Every line that includes the word "name" is to be listed.

Records from a dataset:
• • • • •
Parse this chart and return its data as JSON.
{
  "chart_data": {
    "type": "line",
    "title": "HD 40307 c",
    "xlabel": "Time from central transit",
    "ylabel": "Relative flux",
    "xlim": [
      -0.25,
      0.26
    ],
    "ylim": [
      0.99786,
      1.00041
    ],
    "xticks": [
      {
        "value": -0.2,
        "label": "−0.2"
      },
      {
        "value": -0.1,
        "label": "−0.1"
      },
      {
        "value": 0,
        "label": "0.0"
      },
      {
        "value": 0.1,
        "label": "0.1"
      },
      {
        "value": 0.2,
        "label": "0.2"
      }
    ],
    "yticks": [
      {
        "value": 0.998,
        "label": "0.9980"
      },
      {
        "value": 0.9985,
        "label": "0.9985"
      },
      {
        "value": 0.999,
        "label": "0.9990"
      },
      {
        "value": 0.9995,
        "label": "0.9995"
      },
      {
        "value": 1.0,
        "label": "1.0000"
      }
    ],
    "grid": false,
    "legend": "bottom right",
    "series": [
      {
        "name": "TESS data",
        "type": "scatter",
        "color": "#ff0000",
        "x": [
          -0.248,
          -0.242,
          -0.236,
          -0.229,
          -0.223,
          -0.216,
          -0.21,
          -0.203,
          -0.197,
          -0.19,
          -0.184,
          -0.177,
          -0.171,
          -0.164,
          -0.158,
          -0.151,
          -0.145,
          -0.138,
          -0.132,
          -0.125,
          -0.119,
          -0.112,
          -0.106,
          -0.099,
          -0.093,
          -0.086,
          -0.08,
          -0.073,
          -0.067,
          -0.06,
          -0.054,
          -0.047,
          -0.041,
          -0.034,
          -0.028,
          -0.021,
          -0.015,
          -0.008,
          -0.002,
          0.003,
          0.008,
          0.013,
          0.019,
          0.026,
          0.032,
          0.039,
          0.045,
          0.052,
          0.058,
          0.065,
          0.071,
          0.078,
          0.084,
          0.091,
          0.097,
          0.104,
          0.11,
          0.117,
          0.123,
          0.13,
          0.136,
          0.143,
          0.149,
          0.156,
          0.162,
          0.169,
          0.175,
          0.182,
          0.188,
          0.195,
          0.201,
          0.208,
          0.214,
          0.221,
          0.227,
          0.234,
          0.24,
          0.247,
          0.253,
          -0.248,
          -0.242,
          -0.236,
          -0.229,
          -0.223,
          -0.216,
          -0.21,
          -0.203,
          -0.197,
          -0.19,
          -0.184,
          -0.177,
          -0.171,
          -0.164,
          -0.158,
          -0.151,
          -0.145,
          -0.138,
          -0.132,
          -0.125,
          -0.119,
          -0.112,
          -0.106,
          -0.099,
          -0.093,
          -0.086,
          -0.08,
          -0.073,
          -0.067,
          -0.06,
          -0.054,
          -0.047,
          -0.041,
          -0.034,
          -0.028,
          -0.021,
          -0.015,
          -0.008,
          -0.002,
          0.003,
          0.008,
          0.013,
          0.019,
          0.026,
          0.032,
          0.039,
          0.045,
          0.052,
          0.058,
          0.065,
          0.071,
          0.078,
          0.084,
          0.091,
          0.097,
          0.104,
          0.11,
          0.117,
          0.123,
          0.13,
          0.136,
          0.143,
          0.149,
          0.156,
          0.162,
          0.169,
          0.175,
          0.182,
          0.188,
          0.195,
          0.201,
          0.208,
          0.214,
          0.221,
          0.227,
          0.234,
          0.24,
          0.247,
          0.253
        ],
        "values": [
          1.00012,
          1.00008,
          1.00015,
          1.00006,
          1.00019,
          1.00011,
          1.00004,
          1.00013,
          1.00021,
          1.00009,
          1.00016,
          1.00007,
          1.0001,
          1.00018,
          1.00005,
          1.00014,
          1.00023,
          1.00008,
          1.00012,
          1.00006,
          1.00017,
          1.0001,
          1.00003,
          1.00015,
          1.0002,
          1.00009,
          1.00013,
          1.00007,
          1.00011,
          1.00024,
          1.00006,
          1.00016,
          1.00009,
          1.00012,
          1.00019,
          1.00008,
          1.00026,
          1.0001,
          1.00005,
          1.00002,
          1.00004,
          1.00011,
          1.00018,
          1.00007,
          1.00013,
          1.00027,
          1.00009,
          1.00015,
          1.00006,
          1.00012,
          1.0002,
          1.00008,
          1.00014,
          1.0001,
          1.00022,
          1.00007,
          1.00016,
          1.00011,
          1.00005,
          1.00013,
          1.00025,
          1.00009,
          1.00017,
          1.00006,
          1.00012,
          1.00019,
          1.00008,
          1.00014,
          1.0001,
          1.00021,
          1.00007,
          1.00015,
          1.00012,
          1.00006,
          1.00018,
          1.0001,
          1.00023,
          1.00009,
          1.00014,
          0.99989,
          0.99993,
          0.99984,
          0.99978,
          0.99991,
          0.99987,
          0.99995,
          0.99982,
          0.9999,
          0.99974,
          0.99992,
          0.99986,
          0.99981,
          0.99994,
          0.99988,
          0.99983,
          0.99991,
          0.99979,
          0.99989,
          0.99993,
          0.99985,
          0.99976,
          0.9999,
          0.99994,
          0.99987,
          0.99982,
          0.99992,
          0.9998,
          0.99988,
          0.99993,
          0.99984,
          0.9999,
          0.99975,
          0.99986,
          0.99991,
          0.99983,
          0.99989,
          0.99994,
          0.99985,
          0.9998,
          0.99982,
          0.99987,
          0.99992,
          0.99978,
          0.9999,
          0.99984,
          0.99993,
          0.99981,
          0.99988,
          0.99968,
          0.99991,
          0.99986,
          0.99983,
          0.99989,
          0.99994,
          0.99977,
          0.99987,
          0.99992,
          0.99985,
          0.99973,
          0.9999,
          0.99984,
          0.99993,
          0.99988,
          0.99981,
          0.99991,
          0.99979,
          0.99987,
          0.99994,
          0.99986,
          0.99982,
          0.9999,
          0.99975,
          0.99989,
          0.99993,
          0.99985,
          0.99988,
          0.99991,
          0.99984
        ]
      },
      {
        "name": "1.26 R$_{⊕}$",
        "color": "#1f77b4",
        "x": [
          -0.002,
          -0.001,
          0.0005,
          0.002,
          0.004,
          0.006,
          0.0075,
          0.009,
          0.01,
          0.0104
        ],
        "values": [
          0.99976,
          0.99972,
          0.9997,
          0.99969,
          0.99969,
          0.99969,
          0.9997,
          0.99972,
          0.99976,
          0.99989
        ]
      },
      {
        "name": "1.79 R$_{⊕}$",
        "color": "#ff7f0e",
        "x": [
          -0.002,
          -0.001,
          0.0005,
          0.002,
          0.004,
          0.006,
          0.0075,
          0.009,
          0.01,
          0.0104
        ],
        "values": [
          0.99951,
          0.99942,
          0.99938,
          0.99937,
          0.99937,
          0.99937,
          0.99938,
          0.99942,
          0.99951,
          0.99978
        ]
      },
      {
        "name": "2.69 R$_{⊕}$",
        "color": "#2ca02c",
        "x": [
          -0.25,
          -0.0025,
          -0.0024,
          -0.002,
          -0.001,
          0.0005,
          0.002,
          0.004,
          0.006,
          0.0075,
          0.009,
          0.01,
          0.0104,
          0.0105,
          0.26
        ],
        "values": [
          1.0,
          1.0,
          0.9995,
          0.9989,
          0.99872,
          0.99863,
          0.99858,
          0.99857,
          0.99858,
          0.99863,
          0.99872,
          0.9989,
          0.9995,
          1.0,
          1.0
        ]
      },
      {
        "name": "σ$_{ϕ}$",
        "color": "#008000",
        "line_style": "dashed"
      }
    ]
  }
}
• • • • •
• [THE RESPONSE]
        "name": "TESS data",
        "name": "1.26 R$_{⊕}$",
        "name": "1.79 R$_{⊕}$",
        "name": "2.69 R$_{⊕}$",
        "name": "σ$_{ϕ}$",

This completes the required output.